[SET EXERCISE] Scan the data below and pick out the lines containing the word "this".

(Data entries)
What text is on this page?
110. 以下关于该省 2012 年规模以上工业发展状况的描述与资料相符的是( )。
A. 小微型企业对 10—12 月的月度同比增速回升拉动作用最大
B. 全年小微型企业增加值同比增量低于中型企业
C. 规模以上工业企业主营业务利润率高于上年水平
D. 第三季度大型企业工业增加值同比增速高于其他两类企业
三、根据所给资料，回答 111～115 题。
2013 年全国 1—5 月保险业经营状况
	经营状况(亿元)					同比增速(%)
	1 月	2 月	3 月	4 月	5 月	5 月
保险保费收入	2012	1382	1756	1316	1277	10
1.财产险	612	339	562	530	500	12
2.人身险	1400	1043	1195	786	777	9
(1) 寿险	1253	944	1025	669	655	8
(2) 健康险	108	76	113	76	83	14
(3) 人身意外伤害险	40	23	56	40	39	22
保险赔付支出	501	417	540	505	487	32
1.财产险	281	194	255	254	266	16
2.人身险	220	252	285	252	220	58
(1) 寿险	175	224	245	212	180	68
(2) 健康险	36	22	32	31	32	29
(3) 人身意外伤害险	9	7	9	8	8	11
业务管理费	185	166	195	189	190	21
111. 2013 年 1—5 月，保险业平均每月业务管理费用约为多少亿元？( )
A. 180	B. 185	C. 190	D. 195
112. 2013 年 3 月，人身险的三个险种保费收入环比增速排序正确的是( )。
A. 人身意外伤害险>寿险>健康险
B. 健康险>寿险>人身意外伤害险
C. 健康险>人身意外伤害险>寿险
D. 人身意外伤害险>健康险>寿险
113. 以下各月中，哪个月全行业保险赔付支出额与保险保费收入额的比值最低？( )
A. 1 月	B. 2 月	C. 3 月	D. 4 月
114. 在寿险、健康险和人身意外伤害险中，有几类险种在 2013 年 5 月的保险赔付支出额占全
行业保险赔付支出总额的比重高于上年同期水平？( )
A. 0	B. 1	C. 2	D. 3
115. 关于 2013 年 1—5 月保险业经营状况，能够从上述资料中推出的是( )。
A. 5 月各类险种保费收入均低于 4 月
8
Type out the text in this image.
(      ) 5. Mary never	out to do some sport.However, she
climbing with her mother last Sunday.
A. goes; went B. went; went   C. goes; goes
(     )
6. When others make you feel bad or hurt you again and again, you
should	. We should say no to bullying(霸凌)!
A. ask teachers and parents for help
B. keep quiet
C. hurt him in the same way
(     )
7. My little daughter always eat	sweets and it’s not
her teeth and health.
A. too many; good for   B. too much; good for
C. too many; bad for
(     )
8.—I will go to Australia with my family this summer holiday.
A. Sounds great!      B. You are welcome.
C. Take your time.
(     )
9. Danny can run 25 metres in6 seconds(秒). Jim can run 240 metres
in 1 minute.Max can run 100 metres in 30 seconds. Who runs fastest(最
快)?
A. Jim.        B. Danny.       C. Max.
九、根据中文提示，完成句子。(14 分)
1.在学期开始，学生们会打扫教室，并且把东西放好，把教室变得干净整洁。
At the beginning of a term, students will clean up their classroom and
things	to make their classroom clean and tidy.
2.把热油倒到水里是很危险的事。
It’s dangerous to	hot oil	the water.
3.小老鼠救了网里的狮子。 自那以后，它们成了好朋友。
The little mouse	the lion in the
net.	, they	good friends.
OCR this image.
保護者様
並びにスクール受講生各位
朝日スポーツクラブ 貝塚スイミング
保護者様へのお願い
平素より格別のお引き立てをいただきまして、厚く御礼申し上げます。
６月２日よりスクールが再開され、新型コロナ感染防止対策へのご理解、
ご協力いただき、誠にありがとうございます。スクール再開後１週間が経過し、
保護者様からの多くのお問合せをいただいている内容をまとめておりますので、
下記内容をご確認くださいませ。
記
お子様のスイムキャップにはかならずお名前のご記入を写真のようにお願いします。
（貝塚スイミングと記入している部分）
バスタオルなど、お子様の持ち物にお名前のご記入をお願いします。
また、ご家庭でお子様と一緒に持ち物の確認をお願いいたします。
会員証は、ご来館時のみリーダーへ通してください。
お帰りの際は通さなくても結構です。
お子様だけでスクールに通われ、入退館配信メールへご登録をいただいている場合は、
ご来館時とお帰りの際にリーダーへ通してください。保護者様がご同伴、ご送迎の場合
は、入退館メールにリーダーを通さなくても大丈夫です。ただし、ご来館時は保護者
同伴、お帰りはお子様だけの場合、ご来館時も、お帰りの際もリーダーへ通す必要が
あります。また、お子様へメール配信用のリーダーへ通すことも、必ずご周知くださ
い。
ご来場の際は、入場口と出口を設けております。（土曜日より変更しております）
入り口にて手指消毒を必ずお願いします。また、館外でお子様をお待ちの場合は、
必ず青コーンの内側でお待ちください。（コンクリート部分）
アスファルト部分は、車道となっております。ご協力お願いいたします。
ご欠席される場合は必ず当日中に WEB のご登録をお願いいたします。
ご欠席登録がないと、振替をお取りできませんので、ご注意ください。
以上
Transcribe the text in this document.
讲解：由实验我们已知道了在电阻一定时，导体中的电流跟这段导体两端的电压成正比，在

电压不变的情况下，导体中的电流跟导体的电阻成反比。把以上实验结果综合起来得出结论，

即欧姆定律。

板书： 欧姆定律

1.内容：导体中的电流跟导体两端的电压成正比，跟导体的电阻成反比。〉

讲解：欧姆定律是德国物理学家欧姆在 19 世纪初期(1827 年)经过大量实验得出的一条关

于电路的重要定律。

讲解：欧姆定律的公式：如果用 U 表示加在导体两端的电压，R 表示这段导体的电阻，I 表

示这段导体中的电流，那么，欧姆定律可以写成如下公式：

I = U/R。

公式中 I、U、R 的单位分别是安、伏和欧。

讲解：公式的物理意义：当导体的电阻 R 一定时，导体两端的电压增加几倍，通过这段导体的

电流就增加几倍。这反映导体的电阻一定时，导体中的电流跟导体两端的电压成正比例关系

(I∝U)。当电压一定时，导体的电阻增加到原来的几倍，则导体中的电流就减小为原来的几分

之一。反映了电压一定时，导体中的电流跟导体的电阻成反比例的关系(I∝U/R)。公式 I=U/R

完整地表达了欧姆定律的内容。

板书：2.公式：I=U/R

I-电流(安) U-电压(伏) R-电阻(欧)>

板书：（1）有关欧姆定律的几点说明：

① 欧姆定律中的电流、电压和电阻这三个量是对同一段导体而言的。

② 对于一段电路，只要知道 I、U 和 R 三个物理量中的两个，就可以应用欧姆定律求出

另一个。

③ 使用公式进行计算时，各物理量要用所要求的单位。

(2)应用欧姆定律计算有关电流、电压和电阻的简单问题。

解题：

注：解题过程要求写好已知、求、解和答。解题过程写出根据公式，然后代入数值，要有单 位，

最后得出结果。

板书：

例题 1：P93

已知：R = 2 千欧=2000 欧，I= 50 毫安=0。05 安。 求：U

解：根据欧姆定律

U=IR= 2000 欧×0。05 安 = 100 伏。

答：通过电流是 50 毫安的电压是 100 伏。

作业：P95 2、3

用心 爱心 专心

[FULL ANSWER]
What text is on this page?
Type out the text in this image.
8.—I will go to Australia with my family this summer holiday.
OCR this image.
Transcribe the text in this document.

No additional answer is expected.